>> start Records provided

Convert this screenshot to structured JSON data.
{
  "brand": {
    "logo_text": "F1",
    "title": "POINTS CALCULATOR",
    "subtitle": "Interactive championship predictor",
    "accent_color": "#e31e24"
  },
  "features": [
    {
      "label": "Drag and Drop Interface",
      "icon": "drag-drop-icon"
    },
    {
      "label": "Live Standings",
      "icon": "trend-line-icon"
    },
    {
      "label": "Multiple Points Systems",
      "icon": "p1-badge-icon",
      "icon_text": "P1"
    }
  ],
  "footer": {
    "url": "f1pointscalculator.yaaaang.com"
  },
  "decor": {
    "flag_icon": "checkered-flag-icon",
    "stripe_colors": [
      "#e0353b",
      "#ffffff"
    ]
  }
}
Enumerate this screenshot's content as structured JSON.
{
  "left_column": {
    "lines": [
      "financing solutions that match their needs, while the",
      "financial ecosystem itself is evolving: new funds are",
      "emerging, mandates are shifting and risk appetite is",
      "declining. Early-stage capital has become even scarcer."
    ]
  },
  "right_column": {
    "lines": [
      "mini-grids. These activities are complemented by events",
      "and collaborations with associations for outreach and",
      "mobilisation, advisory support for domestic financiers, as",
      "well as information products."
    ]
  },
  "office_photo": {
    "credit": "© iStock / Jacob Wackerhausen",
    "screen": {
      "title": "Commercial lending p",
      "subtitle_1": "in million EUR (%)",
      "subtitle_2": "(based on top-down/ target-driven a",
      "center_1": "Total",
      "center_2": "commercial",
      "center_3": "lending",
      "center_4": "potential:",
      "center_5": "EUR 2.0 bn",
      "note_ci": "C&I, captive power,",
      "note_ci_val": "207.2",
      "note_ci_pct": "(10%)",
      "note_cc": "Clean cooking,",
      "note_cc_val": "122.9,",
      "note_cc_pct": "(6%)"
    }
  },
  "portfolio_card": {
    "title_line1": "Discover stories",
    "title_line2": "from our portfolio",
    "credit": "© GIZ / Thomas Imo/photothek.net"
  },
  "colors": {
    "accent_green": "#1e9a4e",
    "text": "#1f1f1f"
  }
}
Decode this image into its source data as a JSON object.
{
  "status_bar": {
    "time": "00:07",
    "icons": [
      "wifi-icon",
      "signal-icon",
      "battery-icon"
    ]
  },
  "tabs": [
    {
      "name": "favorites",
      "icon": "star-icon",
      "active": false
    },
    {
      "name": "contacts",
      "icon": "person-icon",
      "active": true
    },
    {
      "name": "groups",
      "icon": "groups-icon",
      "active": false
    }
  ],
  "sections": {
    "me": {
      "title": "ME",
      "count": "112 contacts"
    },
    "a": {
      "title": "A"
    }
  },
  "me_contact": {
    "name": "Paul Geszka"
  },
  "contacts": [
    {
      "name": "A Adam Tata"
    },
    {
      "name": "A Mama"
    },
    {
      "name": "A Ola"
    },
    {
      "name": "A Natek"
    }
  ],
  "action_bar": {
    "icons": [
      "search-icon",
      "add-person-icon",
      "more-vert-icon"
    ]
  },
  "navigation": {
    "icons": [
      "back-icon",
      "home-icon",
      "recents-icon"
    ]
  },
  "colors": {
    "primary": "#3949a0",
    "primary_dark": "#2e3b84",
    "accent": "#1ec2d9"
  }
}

>> end Records provided

_What the task requires:_ Copy every single line of the material above that holds "data".

_Reply:_
Convert this screenshot to structured JSON data.
Decode this image into its source data as a JSON object.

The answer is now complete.